Job
Reproduce the listing below line for line, leaving every character unchanged.

Listed records
******************************

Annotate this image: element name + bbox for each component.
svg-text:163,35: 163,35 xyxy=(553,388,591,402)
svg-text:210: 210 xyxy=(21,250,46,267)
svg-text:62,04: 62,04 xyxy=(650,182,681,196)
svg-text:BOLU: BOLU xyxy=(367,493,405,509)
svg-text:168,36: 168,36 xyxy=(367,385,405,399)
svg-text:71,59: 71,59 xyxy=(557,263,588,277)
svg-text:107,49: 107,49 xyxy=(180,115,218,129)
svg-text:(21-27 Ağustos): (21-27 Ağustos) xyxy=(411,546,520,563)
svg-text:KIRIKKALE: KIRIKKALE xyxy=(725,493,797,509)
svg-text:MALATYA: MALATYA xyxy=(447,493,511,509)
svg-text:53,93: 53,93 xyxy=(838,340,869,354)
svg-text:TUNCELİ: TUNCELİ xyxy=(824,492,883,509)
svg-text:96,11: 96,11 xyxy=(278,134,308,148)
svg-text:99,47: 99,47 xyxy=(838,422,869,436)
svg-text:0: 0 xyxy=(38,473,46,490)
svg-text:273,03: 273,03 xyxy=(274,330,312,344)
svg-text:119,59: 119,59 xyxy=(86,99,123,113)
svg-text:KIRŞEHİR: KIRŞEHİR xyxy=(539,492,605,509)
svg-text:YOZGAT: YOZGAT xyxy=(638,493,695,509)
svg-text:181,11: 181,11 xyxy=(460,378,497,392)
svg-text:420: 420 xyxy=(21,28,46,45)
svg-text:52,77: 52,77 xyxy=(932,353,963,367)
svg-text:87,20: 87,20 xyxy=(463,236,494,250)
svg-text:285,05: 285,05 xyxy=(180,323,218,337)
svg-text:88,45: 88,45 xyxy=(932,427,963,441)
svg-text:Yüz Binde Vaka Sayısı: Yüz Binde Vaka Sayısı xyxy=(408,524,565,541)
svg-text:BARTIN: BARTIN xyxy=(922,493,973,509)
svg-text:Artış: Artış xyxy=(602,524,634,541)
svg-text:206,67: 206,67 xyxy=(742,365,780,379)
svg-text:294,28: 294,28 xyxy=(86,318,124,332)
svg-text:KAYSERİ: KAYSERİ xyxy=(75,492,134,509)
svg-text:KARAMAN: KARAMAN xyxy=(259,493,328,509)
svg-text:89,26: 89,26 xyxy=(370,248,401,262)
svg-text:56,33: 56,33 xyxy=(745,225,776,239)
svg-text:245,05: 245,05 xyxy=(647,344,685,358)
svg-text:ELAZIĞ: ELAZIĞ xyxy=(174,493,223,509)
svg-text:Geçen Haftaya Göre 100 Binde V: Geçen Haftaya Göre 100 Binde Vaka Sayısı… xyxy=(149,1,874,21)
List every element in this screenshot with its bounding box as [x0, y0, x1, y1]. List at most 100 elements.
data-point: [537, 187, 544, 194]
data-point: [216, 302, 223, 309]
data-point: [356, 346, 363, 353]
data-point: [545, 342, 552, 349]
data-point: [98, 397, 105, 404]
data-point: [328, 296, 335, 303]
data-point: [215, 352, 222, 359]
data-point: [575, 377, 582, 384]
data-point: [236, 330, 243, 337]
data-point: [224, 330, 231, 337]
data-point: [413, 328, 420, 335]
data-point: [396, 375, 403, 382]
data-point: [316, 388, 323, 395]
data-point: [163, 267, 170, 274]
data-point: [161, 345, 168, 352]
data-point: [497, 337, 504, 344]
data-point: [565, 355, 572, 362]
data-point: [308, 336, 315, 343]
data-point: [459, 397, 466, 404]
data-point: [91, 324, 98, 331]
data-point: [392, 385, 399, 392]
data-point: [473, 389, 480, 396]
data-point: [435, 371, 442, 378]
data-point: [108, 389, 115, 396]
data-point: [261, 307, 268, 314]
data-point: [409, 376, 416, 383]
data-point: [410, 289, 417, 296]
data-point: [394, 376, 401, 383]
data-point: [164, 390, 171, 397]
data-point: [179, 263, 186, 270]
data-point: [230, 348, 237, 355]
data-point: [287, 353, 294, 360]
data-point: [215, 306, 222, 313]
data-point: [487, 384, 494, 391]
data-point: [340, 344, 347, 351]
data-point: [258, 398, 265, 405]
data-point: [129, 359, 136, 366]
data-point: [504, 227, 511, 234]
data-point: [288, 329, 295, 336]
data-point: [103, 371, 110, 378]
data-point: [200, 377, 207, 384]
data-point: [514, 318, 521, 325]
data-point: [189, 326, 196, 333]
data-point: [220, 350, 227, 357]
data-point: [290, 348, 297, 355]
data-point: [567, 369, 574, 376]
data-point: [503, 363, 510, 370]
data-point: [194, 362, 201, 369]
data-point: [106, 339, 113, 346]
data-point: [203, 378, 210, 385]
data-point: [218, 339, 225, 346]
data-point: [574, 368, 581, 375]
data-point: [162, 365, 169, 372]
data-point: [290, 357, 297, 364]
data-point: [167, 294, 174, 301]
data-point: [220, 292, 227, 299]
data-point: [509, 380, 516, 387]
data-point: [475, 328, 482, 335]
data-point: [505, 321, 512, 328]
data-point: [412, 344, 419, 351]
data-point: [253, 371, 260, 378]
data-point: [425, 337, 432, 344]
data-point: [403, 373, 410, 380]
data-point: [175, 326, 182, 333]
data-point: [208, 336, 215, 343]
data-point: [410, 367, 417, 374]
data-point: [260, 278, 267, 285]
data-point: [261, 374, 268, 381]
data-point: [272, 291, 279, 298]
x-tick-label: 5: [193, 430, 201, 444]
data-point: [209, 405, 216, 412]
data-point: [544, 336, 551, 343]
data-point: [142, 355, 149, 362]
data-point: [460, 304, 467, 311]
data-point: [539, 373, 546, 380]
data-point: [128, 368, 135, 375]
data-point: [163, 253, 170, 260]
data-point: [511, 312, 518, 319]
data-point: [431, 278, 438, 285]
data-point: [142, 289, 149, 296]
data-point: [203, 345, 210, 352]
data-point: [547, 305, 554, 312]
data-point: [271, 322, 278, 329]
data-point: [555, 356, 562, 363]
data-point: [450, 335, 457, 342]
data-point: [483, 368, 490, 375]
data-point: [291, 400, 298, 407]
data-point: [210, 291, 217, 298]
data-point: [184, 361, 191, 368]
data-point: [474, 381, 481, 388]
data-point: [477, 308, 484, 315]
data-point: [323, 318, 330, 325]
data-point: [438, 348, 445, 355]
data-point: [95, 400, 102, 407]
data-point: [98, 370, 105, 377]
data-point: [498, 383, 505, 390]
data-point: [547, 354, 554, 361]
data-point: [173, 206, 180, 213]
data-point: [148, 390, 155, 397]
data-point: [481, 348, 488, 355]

******************************

Response to the exercise
Annotate this image: element name + bbox for each component.
svg-text:163,35: 163,35 xyxy=(553,388,591,402)
svg-text:210: 210 xyxy=(21,250,46,267)
svg-text:62,04: 62,04 xyxy=(650,182,681,196)
svg-text:BOLU: BOLU xyxy=(367,493,405,509)
svg-text:168,36: 168,36 xyxy=(367,385,405,399)
svg-text:71,59: 71,59 xyxy=(557,263,588,277)
svg-text:107,49: 107,49 xyxy=(180,115,218,129)
svg-text:(21-27 Ağustos): (21-27 Ağustos) xyxy=(411,546,520,563)
svg-text:KIRIKKALE: KIRIKKALE xyxy=(725,493,797,509)
svg-text:MALATYA: MALATYA xyxy=(447,493,511,509)
svg-text:53,93: 53,93 xyxy=(838,340,869,354)
svg-text:TUNCELİ: TUNCELİ xyxy=(824,492,883,509)
svg-text:96,11: 96,11 xyxy=(278,134,308,148)
svg-text:99,47: 99,47 xyxy=(838,422,869,436)
svg-text:0: 0 xyxy=(38,473,46,490)
svg-text:273,03: 273,03 xyxy=(274,330,312,344)
svg-text:119,59: 119,59 xyxy=(86,99,123,113)
svg-text:KIRŞEHİR: KIRŞEHİR xyxy=(539,492,605,509)
svg-text:YOZGAT: YOZGAT xyxy=(638,493,695,509)
svg-text:181,11: 181,11 xyxy=(460,378,497,392)
svg-text:420: 420 xyxy=(21,28,46,45)
svg-text:52,77: 52,77 xyxy=(932,353,963,367)
svg-text:87,20: 87,20 xyxy=(463,236,494,250)
svg-text:285,05: 285,05 xyxy=(180,323,218,337)
svg-text:88,45: 88,45 xyxy=(932,427,963,441)
svg-text:Yüz Binde Vaka Sayısı: Yüz Binde Vaka Sayısı xyxy=(408,524,565,541)
svg-text:BARTIN: BARTIN xyxy=(922,493,973,509)
svg-text:Artış: Artış xyxy=(602,524,634,541)
svg-text:206,67: 206,67 xyxy=(742,365,780,379)
svg-text:294,28: 294,28 xyxy=(86,318,124,332)
svg-text:KAYSERİ: KAYSERİ xyxy=(75,492,134,509)
svg-text:KARAMAN: KARAMAN xyxy=(259,493,328,509)
svg-text:89,26: 89,26 xyxy=(370,248,401,262)
svg-text:56,33: 56,33 xyxy=(745,225,776,239)
svg-text:245,05: 245,05 xyxy=(647,344,685,358)
svg-text:ELAZIĞ: ELAZIĞ xyxy=(174,493,223,509)
svg-text:Geçen Haftaya Göre 100 Binde V: Geçen Haftaya Göre 100 Binde Vaka Sayısı… xyxy=(149,1,874,21)
List every element in this screenshot with its bounding box as [x0, y0, x1, y1]. List at most 100 elements.
data-point: [537, 187, 544, 194]
data-point: [216, 302, 223, 309]
data-point: [356, 346, 363, 353]
data-point: [545, 342, 552, 349]
data-point: [98, 397, 105, 404]
data-point: [328, 296, 335, 303]
data-point: [215, 352, 222, 359]
data-point: [575, 377, 582, 384]
data-point: [236, 330, 243, 337]
data-point: [224, 330, 231, 337]
data-point: [413, 328, 420, 335]
data-point: [396, 375, 403, 382]
data-point: [316, 388, 323, 395]
data-point: [163, 267, 170, 274]
data-point: [161, 345, 168, 352]
data-point: [497, 337, 504, 344]
data-point: [565, 355, 572, 362]
data-point: [308, 336, 315, 343]
data-point: [459, 397, 466, 404]
data-point: [91, 324, 98, 331]
data-point: [392, 385, 399, 392]
data-point: [473, 389, 480, 396]
data-point: [435, 371, 442, 378]
data-point: [108, 389, 115, 396]
data-point: [261, 307, 268, 314]
data-point: [409, 376, 416, 383]
data-point: [410, 289, 417, 296]
data-point: [394, 376, 401, 383]
data-point: [164, 390, 171, 397]
data-point: [179, 263, 186, 270]
data-point: [230, 348, 237, 355]
data-point: [287, 353, 294, 360]
data-point: [215, 306, 222, 313]
data-point: [487, 384, 494, 391]
data-point: [340, 344, 347, 351]
data-point: [258, 398, 265, 405]
data-point: [129, 359, 136, 366]
data-point: [504, 227, 511, 234]
data-point: [288, 329, 295, 336]
data-point: [103, 371, 110, 378]
data-point: [200, 377, 207, 384]
data-point: [514, 318, 521, 325]
data-point: [189, 326, 196, 333]
data-point: [220, 350, 227, 357]
data-point: [290, 348, 297, 355]
data-point: [567, 369, 574, 376]
data-point: [503, 363, 510, 370]
data-point: [194, 362, 201, 369]
data-point: [106, 339, 113, 346]
data-point: [203, 378, 210, 385]
data-point: [218, 339, 225, 346]
data-point: [574, 368, 581, 375]
data-point: [162, 365, 169, 372]
data-point: [290, 357, 297, 364]
data-point: [167, 294, 174, 301]
data-point: [220, 292, 227, 299]
data-point: [509, 380, 516, 387]
data-point: [475, 328, 482, 335]
data-point: [505, 321, 512, 328]
data-point: [412, 344, 419, 351]
data-point: [253, 371, 260, 378]
data-point: [425, 337, 432, 344]
data-point: [403, 373, 410, 380]
data-point: [175, 326, 182, 333]
data-point: [208, 336, 215, 343]
data-point: [410, 367, 417, 374]
data-point: [260, 278, 267, 285]
data-point: [261, 374, 268, 381]
data-point: [272, 291, 279, 298]
x-tick-label: 5: [193, 430, 201, 444]
data-point: [209, 405, 216, 412]
data-point: [544, 336, 551, 343]
data-point: [142, 355, 149, 362]
data-point: [460, 304, 467, 311]
data-point: [539, 373, 546, 380]
data-point: [128, 368, 135, 375]
data-point: [163, 253, 170, 260]
data-point: [511, 312, 518, 319]
data-point: [431, 278, 438, 285]
data-point: [142, 289, 149, 296]
data-point: [203, 345, 210, 352]
data-point: [547, 305, 554, 312]
data-point: [271, 322, 278, 329]
data-point: [555, 356, 562, 363]
data-point: [450, 335, 457, 342]
data-point: [483, 368, 490, 375]
data-point: [291, 400, 298, 407]
data-point: [210, 291, 217, 298]
data-point: [184, 361, 191, 368]
data-point: [474, 381, 481, 388]
data-point: [477, 308, 484, 315]
data-point: [323, 318, 330, 325]
data-point: [438, 348, 445, 355]
data-point: [95, 400, 102, 407]
data-point: [98, 370, 105, 377]
data-point: [498, 383, 505, 390]
data-point: [547, 354, 554, 361]
data-point: [173, 206, 180, 213]
data-point: [148, 390, 155, 397]
data-point: [481, 348, 488, 355]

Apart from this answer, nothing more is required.